___ MATERIAL PROVIDED ___
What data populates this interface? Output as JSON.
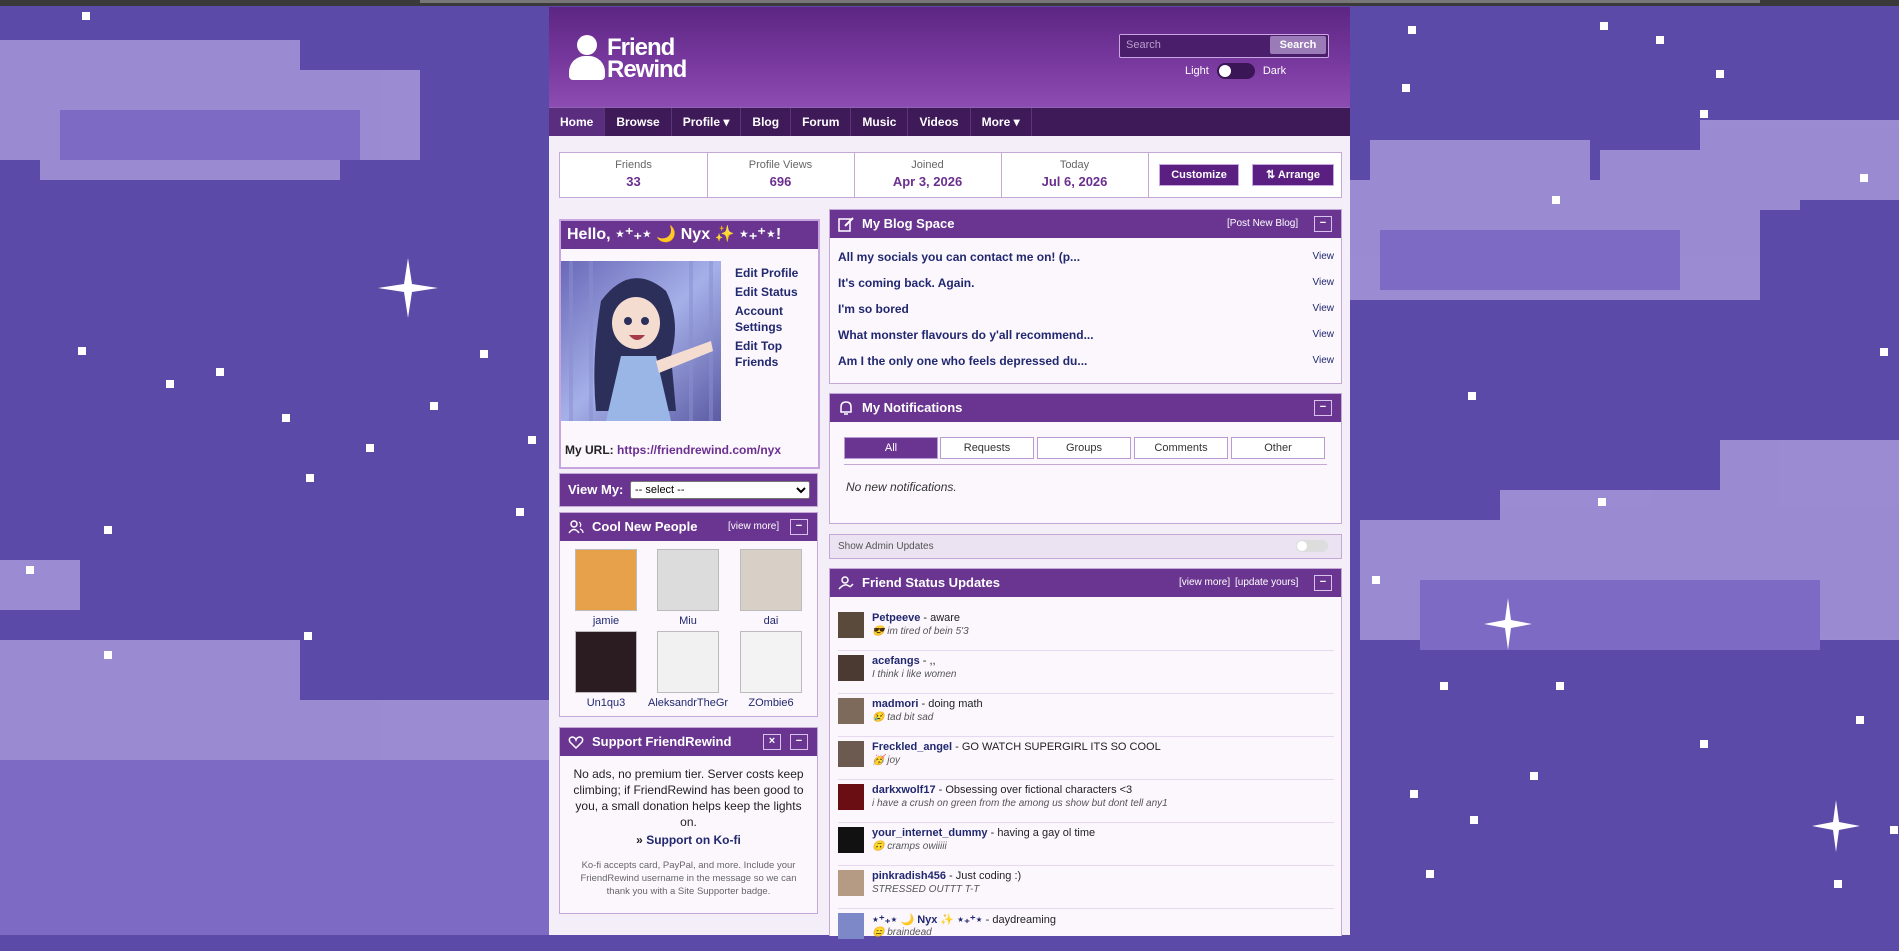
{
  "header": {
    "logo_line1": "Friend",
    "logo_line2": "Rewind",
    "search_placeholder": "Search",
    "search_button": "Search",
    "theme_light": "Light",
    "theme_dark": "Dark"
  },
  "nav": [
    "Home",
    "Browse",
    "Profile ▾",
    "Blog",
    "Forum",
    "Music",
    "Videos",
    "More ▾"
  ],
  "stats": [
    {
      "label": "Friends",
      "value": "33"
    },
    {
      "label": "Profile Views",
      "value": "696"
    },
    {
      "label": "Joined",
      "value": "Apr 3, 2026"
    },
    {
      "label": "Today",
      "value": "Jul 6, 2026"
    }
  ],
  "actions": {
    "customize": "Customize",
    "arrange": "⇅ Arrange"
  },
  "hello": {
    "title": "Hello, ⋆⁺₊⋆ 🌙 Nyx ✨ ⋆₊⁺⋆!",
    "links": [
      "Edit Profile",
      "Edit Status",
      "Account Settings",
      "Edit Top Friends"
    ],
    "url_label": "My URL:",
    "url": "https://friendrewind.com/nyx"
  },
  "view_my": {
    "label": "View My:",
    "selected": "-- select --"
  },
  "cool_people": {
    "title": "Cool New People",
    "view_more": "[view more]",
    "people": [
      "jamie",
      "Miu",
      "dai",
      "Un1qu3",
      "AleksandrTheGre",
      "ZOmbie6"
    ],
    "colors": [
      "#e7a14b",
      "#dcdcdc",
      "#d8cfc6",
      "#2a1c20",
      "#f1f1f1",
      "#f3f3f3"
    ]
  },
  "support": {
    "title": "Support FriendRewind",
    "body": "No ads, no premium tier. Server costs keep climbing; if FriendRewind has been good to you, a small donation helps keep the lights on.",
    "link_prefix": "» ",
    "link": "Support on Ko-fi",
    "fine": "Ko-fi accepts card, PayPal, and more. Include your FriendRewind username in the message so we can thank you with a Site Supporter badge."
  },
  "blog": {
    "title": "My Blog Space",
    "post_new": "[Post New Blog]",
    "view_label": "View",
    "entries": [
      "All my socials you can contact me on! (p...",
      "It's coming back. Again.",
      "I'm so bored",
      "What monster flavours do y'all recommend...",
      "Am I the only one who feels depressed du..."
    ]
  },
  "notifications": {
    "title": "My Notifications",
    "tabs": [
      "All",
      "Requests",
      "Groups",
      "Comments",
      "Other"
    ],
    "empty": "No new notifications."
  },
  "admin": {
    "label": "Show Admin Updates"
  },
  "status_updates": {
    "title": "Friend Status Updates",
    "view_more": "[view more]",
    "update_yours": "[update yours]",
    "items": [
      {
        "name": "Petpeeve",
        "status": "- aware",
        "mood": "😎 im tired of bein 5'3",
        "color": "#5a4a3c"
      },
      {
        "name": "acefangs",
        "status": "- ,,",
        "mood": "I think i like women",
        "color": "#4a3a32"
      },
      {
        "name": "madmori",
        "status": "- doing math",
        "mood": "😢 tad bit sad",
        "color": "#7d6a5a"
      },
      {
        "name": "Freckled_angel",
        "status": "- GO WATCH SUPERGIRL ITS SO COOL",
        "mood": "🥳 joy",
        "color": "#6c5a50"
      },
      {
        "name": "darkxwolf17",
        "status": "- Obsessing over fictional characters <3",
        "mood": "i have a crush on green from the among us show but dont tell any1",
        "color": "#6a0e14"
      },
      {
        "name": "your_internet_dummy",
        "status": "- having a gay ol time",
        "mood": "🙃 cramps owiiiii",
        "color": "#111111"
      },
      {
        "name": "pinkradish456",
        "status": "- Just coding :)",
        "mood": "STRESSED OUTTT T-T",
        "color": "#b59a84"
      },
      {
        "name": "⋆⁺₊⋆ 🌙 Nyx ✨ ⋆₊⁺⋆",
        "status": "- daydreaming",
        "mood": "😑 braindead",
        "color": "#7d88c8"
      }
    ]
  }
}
___
SHORT EXERCISE —
Restate the full listing verbatim and drop every picture.

RESULT OF THE EXERCISE —
What data populates this interface? Output as JSON.
{
  "header": {
    "logo_line1": "Friend",
    "logo_line2": "Rewind",
    "search_placeholder": "Search",
    "search_button": "Search",
    "theme_light": "Light",
    "theme_dark": "Dark"
  },
  "nav": [
    "Home",
    "Browse",
    "Profile ▾",
    "Blog",
    "Forum",
    "Music",
    "Videos",
    "More ▾"
  ],
  "stats": [
    {
      "label": "Friends",
      "value": "33"
    },
    {
      "label": "Profile Views",
      "value": "696"
    },
    {
      "label": "Joined",
      "value": "Apr 3, 2026"
    },
    {
      "label": "Today",
      "value": "Jul 6, 2026"
    }
  ],
  "actions": {
    "customize": "Customize",
    "arrange": "⇅ Arrange"
  },
  "hello": {
    "title": "Hello, ⋆⁺₊⋆ 🌙 Nyx ✨ ⋆₊⁺⋆!",
    "links": [
      "Edit Profile",
      "Edit Status",
      "Account Settings",
      "Edit Top Friends"
    ],
    "url_label": "My URL:",
    "url": "https://friendrewind.com/nyx"
  },
  "view_my": {
    "label": "View My:",
    "selected": "-- select --"
  },
  "cool_people": {
    "title": "Cool New People",
    "view_more": "[view more]",
    "people": [
      "jamie",
      "Miu",
      "dai",
      "Un1qu3",
      "AleksandrTheGre",
      "ZOmbie6"
    ],
    "colors": [
      "#e7a14b",
      "#dcdcdc",
      "#d8cfc6",
      "#2a1c20",
      "#f1f1f1",
      "#f3f3f3"
    ]
  },
  "support": {
    "title": "Support FriendRewind",
    "body": "No ads, no premium tier. Server costs keep climbing; if FriendRewind has been good to you, a small donation helps keep the lights on.",
    "link_prefix": "» ",
    "link": "Support on Ko-fi",
    "fine": "Ko-fi accepts card, PayPal, and more. Include your FriendRewind username in the message so we can thank you with a Site Supporter badge."
  },
  "blog": {
    "title": "My Blog Space",
    "post_new": "[Post New Blog]",
    "view_label": "View",
    "entries": [
      "All my socials you can contact me on! (p...",
      "It's coming back. Again.",
      "I'm so bored",
      "What monster flavours do y'all recommend...",
      "Am I the only one who feels depressed du..."
    ]
  },
  "notifications": {
    "title": "My Notifications",
    "tabs": [
      "All",
      "Requests",
      "Groups",
      "Comments",
      "Other"
    ],
    "empty": "No new notifications."
  },
  "admin": {
    "label": "Show Admin Updates"
  },
  "status_updates": {
    "title": "Friend Status Updates",
    "view_more": "[view more]",
    "update_yours": "[update yours]",
    "items": [
      {
        "name": "Petpeeve",
        "status": "- aware",
        "mood": "😎 im tired of bein 5'3",
        "color": "#5a4a3c"
      },
      {
        "name": "acefangs",
        "status": "- ,,",
        "mood": "I think i like women",
        "color": "#4a3a32"
      },
      {
        "name": "madmori",
        "status": "- doing math",
        "mood": "😢 tad bit sad",
        "color": "#7d6a5a"
      },
      {
        "name": "Freckled_angel",
        "status": "- GO WATCH SUPERGIRL ITS SO COOL",
        "mood": "🥳 joy",
        "color": "#6c5a50"
      },
      {
        "name": "darkxwolf17",
        "status": "- Obsessing over fictional characters <3",
        "mood": "i have a crush on green from the among us show but dont tell any1",
        "color": "#6a0e14"
      },
      {
        "name": "your_internet_dummy",
        "status": "- having a gay ol time",
        "mood": "🙃 cramps owiiiii",
        "color": "#111111"
      },
      {
        "name": "pinkradish456",
        "status": "- Just coding :)",
        "mood": "STRESSED OUTTT T-T",
        "color": "#b59a84"
      },
      {
        "name": "⋆⁺₊⋆ 🌙 Nyx ✨ ⋆₊⁺⋆",
        "status": "- daydreaming",
        "mood": "😑 braindead",
        "color": "#7d88c8"
      }
    ]
  }
}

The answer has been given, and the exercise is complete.